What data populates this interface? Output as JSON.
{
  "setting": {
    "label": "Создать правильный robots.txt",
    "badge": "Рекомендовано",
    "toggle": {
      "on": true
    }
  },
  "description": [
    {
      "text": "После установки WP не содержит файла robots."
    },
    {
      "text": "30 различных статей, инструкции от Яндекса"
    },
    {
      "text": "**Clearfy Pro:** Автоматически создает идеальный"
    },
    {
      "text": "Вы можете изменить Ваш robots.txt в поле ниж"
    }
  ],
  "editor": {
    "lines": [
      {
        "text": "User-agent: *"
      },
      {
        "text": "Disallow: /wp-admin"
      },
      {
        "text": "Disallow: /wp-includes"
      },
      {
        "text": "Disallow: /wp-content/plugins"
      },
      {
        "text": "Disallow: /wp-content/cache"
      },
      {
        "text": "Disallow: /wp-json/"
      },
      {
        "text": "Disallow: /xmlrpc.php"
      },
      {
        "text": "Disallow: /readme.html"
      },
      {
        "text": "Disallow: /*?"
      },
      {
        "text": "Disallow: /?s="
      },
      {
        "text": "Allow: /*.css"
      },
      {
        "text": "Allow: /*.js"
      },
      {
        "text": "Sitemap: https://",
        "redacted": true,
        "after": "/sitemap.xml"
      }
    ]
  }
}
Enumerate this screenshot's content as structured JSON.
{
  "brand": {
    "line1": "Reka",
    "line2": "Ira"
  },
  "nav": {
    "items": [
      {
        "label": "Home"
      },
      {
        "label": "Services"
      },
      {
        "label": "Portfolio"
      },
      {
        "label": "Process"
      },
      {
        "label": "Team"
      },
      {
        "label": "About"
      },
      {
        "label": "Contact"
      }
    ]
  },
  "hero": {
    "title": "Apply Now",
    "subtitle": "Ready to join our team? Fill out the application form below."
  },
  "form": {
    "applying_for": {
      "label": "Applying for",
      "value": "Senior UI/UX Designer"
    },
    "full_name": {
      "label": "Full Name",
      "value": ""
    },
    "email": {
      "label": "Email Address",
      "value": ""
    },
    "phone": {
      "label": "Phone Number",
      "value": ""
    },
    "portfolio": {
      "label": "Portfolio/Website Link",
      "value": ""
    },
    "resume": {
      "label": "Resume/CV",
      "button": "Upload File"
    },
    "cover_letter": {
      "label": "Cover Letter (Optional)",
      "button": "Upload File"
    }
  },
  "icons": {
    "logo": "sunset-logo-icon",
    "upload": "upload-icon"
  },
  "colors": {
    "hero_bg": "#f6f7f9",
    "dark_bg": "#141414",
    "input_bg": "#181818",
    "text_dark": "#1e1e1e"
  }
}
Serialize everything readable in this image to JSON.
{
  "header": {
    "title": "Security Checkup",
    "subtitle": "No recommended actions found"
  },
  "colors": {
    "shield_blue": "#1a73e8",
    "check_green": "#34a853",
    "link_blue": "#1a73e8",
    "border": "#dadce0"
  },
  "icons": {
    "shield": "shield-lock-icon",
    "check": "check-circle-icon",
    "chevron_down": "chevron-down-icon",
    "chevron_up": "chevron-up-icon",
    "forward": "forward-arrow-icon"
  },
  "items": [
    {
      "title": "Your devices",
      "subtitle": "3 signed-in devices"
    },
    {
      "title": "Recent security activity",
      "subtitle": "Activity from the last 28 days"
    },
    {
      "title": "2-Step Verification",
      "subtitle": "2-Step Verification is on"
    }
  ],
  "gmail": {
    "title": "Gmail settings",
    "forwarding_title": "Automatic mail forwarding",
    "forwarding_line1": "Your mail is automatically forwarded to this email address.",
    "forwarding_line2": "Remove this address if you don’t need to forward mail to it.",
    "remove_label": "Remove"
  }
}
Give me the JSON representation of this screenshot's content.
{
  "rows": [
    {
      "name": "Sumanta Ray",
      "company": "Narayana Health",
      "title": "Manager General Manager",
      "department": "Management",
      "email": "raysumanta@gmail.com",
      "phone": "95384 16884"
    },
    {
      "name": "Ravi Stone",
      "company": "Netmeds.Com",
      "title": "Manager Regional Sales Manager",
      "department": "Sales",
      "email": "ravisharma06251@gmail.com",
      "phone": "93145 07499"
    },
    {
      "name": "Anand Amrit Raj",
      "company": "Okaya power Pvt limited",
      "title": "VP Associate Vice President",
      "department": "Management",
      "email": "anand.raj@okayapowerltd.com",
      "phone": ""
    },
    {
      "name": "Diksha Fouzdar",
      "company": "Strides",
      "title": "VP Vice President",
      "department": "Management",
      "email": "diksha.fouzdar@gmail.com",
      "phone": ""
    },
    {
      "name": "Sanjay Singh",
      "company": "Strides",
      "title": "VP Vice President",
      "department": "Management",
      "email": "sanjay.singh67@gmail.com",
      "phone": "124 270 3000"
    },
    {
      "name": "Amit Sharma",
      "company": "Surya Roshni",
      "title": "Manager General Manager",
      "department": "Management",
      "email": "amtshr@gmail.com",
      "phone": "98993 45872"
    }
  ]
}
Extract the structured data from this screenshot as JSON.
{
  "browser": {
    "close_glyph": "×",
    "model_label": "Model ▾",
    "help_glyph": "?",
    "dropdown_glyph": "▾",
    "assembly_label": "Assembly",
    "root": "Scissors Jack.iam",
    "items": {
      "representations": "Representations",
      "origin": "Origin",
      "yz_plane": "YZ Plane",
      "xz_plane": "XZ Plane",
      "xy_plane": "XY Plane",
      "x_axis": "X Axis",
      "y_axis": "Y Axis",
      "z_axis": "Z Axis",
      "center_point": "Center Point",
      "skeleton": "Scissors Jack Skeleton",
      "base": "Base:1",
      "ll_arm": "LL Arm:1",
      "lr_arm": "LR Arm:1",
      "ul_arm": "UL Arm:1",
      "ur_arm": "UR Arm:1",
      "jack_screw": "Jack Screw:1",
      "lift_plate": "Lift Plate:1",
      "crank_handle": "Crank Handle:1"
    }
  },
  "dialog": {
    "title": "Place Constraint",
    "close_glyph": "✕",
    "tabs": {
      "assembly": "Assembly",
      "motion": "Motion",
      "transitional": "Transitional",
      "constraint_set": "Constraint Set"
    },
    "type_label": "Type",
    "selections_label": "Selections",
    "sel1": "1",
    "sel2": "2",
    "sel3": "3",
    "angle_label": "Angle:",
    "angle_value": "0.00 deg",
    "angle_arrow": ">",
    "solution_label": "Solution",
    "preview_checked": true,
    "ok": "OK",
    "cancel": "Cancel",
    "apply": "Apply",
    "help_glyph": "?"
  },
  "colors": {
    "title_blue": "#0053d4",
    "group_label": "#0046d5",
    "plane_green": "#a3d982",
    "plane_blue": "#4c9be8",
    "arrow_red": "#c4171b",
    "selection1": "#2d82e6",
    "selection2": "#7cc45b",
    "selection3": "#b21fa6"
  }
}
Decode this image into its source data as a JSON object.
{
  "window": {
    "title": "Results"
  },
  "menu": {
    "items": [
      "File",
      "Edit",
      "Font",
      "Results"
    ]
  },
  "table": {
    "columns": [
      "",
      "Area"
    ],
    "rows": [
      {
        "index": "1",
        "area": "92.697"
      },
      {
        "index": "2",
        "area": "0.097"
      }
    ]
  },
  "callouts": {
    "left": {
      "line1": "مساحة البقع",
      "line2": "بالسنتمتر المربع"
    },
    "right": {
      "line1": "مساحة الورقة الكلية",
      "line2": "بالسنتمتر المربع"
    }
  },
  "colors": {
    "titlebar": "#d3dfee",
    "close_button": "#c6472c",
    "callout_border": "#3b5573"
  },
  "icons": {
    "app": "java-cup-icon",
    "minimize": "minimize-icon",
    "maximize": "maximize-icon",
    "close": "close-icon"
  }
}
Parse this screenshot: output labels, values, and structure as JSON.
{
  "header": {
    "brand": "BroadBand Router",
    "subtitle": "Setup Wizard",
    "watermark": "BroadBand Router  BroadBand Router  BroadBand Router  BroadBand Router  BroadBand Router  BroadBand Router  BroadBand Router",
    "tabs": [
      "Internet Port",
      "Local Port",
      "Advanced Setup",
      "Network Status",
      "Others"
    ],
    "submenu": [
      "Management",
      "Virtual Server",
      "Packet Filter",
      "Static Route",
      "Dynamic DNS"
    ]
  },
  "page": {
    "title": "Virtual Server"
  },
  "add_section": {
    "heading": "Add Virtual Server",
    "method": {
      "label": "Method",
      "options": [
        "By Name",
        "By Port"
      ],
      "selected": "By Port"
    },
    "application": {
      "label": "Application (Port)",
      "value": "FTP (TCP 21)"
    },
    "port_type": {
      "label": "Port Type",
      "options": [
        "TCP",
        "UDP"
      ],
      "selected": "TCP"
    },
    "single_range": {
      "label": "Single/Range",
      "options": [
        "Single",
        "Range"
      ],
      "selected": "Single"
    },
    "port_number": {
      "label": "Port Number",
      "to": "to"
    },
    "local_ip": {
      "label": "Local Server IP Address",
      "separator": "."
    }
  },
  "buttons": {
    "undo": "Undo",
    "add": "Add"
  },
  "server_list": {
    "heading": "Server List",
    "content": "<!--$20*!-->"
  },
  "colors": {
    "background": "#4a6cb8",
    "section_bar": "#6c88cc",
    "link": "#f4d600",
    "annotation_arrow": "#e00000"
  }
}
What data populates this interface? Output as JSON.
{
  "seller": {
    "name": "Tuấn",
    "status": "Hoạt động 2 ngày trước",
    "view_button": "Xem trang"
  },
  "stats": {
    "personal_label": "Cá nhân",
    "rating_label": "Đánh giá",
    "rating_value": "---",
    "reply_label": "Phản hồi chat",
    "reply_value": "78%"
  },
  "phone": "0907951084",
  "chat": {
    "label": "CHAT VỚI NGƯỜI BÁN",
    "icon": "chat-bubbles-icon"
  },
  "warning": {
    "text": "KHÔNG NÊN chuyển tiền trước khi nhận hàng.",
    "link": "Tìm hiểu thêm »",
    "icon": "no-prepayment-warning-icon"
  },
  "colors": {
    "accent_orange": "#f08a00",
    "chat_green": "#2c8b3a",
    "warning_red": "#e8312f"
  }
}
··········
TASK GOAL
List the lines that contain the word "data".

TASK RESULT
What data populates this interface? Output as JSON.
Extract the structured data from this screenshot as JSON.
Decode this image into its source data as a JSON object.
What data populates this interface? Output as JSON.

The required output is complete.